• _EXERCISE TASK_: Collect each line of the records containing the string "alla".

= = = =

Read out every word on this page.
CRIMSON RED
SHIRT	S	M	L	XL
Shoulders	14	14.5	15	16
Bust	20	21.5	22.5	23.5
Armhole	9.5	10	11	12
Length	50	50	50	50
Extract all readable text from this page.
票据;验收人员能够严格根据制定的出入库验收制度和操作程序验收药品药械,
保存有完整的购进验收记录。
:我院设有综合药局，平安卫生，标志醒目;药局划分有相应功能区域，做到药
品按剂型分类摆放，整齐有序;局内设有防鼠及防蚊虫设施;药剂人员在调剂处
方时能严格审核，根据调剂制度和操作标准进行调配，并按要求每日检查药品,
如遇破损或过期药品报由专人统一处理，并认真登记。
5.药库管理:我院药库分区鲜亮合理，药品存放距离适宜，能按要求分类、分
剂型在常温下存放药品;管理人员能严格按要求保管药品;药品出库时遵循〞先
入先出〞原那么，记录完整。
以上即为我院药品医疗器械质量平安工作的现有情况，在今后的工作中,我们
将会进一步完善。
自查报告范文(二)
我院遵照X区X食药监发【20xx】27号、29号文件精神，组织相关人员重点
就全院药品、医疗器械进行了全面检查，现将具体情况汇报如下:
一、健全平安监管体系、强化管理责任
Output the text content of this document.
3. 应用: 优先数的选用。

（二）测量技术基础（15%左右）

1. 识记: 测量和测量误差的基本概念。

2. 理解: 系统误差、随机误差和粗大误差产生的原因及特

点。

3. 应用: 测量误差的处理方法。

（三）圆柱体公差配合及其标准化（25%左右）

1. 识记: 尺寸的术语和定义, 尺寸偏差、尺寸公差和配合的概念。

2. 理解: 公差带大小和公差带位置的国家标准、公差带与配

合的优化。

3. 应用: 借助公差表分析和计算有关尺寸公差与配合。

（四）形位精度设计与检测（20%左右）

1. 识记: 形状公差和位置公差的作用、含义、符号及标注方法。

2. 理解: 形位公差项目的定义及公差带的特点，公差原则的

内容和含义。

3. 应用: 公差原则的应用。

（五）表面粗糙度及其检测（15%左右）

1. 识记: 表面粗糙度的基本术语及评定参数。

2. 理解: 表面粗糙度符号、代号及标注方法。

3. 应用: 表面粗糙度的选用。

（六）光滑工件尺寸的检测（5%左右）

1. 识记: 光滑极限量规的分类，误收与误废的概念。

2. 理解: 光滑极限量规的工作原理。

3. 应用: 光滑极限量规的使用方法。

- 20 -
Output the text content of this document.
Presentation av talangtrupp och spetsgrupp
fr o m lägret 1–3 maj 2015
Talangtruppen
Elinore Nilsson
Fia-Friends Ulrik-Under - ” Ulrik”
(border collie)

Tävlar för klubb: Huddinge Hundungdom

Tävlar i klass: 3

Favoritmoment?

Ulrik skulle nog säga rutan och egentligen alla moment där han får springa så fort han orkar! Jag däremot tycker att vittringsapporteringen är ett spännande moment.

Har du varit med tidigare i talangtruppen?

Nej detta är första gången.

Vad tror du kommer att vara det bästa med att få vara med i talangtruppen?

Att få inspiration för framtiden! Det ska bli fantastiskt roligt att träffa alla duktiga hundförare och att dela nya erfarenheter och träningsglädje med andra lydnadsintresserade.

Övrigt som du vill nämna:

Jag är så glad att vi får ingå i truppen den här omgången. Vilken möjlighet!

= = = =

• _CORRECT OUTPUT_:
Ulrik skulle nog säga rutan och egentligen alla moment där han får springa så fort han orkar! Jag däremot tycker att vittringsapporteringen är ett spännande moment.
Att få inspiration för framtiden! Det ska bli fantastiskt roligt att träffa alla duktiga hundförare och att dela nya erfarenheter och träningsglädje med andra lydnadsintresserade.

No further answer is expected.